──────── Working data

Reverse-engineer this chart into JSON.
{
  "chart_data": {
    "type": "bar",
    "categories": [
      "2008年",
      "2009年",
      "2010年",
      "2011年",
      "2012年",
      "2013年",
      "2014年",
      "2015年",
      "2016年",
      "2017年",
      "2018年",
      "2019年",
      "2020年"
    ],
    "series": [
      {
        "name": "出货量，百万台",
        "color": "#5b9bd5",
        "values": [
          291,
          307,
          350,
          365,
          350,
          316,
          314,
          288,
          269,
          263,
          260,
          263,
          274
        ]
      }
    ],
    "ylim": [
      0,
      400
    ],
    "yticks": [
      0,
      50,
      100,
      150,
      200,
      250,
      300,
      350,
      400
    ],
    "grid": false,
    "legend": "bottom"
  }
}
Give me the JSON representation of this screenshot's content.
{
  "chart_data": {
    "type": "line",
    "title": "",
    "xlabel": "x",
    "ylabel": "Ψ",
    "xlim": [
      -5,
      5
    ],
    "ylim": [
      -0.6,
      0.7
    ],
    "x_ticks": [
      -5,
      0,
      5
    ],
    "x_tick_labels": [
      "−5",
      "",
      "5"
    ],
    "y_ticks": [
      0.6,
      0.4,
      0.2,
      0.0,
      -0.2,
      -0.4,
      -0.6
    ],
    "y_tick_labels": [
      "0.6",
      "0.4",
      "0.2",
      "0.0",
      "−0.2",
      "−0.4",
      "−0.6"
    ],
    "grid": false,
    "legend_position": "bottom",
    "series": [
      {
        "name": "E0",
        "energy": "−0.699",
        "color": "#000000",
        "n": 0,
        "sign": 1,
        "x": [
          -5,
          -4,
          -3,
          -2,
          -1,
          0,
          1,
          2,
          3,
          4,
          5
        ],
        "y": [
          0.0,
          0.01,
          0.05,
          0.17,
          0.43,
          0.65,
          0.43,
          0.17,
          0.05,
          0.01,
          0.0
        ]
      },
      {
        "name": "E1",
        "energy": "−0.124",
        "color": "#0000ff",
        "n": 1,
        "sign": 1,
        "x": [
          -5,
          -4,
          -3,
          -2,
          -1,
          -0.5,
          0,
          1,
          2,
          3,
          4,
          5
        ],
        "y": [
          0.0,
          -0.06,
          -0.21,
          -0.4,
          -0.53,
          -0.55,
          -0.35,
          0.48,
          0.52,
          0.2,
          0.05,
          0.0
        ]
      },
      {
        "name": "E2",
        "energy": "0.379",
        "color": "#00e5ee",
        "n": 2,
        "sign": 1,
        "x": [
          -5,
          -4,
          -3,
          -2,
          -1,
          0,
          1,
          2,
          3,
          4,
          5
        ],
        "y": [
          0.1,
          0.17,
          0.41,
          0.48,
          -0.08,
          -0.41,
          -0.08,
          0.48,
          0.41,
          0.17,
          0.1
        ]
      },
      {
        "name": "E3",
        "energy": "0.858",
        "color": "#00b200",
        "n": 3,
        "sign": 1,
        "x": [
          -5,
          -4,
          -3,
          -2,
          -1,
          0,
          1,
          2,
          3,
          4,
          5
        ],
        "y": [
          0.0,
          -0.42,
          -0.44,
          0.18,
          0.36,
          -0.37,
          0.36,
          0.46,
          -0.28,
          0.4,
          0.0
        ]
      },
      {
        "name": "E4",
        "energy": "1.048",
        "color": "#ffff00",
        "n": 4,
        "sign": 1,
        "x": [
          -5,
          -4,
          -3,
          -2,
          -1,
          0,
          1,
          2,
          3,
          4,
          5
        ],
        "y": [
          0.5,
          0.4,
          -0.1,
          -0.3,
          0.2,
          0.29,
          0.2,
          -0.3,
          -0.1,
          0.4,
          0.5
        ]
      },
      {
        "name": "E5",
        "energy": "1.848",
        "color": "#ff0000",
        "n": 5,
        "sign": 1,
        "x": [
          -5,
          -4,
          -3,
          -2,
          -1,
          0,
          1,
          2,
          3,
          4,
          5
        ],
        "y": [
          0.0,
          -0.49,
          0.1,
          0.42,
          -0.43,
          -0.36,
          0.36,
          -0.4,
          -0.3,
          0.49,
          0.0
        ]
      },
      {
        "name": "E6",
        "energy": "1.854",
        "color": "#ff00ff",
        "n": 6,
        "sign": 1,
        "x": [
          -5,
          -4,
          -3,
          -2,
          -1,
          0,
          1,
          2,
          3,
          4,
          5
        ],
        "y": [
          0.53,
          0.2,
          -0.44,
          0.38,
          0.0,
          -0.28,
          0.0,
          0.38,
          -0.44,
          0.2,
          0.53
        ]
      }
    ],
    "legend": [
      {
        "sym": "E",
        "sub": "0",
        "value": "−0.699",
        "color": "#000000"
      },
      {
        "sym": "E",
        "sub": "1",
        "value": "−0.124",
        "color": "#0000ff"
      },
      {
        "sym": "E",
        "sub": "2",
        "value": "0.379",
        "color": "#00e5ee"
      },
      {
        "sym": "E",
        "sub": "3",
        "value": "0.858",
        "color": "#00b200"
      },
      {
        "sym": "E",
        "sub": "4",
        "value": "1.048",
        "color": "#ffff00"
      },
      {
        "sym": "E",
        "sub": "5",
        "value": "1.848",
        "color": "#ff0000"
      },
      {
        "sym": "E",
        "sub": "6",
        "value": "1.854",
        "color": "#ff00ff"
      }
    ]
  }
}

────────────────

**Short problem**
Exactly reproduce all of the entries.

**The output**
Reverse-engineer this chart into JSON.
{
  "chart_data": {
    "type": "bar",
    "categories": [
      "2008年",
      "2009年",
      "2010年",
      "2011年",
      "2012年",
      "2013年",
      "2014年",
      "2015年",
      "2016年",
      "2017年",
      "2018年",
      "2019年",
      "2020年"
    ],
    "series": [
      {
        "name": "出货量，百万台",
        "color": "#5b9bd5",
        "values": [
          291,
          307,
          350,
          365,
          350,
          316,
          314,
          288,
          269,
          263,
          260,
          263,
          274
        ]
      }
    ],
    "ylim": [
      0,
      400
    ],
    "yticks": [
      0,
      50,
      100,
      150,
      200,
      250,
      300,
      350,
      400
    ],
    "grid": false,
    "legend": "bottom"
  }
}
Give me the JSON representation of this screenshot's content.
{
  "chart_data": {
    "type": "line",
    "title": "",
    "xlabel": "x",
    "ylabel": "Ψ",
    "xlim": [
      -5,
      5
    ],
    "ylim": [
      -0.6,
      0.7
    ],
    "x_ticks": [
      -5,
      0,
      5
    ],
    "x_tick_labels": [
      "−5",
      "",
      "5"
    ],
    "y_ticks": [
      0.6,
      0.4,
      0.2,
      0.0,
      -0.2,
      -0.4,
      -0.6
    ],
    "y_tick_labels": [
      "0.6",
      "0.4",
      "0.2",
      "0.0",
      "−0.2",
      "−0.4",
      "−0.6"
    ],
    "grid": false,
    "legend_position": "bottom",
    "series": [
      {
        "name": "E0",
        "energy": "−0.699",
        "color": "#000000",
        "n": 0,
        "sign": 1,
        "x": [
          -5,
          -4,
          -3,
          -2,
          -1,
          0,
          1,
          2,
          3,
          4,
          5
        ],
        "y": [
          0.0,
          0.01,
          0.05,
          0.17,
          0.43,
          0.65,
          0.43,
          0.17,
          0.05,
          0.01,
          0.0
        ]
      },
      {
        "name": "E1",
        "energy": "−0.124",
        "color": "#0000ff",
        "n": 1,
        "sign": 1,
        "x": [
          -5,
          -4,
          -3,
          -2,
          -1,
          -0.5,
          0,
          1,
          2,
          3,
          4,
          5
        ],
        "y": [
          0.0,
          -0.06,
          -0.21,
          -0.4,
          -0.53,
          -0.55,
          -0.35,
          0.48,
          0.52,
          0.2,
          0.05,
          0.0
        ]
      },
      {
        "name": "E2",
        "energy": "0.379",
        "color": "#00e5ee",
        "n": 2,
        "sign": 1,
        "x": [
          -5,
          -4,
          -3,
          -2,
          -1,
          0,
          1,
          2,
          3,
          4,
          5
        ],
        "y": [
          0.1,
          0.17,
          0.41,
          0.48,
          -0.08,
          -0.41,
          -0.08,
          0.48,
          0.41,
          0.17,
          0.1
        ]
      },
      {
        "name": "E3",
        "energy": "0.858",
        "color": "#00b200",
        "n": 3,
        "sign": 1,
        "x": [
          -5,
          -4,
          -3,
          -2,
          -1,
          0,
          1,
          2,
          3,
          4,
          5
        ],
        "y": [
          0.0,
          -0.42,
          -0.44,
          0.18,
          0.36,
          -0.37,
          0.36,
          0.46,
          -0.28,
          0.4,
          0.0
        ]
      },
      {
        "name": "E4",
        "energy": "1.048",
        "color": "#ffff00",
        "n": 4,
        "sign": 1,
        "x": [
          -5,
          -4,
          -3,
          -2,
          -1,
          0,
          1,
          2,
          3,
          4,
          5
        ],
        "y": [
          0.5,
          0.4,
          -0.1,
          -0.3,
          0.2,
          0.29,
          0.2,
          -0.3,
          -0.1,
          0.4,
          0.5
        ]
      },
      {
        "name": "E5",
        "energy": "1.848",
        "color": "#ff0000",
        "n": 5,
        "sign": 1,
        "x": [
          -5,
          -4,
          -3,
          -2,
          -1,
          0,
          1,
          2,
          3,
          4,
          5
        ],
        "y": [
          0.0,
          -0.49,
          0.1,
          0.42,
          -0.43,
          -0.36,
          0.36,
          -0.4,
          -0.3,
          0.49,
          0.0
        ]
      },
      {
        "name": "E6",
        "energy": "1.854",
        "color": "#ff00ff",
        "n": 6,
        "sign": 1,
        "x": [
          -5,
          -4,
          -3,
          -2,
          -1,
          0,
          1,
          2,
          3,
          4,
          5
        ],
        "y": [
          0.53,
          0.2,
          -0.44,
          0.38,
          0.0,
          -0.28,
          0.0,
          0.38,
          -0.44,
          0.2,
          0.53
        ]
      }
    ],
    "legend": [
      {
        "sym": "E",
        "sub": "0",
        "value": "−0.699",
        "color": "#000000"
      },
      {
        "sym": "E",
        "sub": "1",
        "value": "−0.124",
        "color": "#0000ff"
      },
      {
        "sym": "E",
        "sub": "2",
        "value": "0.379",
        "color": "#00e5ee"
      },
      {
        "sym": "E",
        "sub": "3",
        "value": "0.858",
        "color": "#00b200"
      },
      {
        "sym": "E",
        "sub": "4",
        "value": "1.048",
        "color": "#ffff00"
      },
      {
        "sym": "E",
        "sub": "5",
        "value": "1.848",
        "color": "#ff0000"
      },
      {
        "sym": "E",
        "sub": "6",
        "value": "1.854",
        "color": "#ff00ff"
      }
    ]
  }
}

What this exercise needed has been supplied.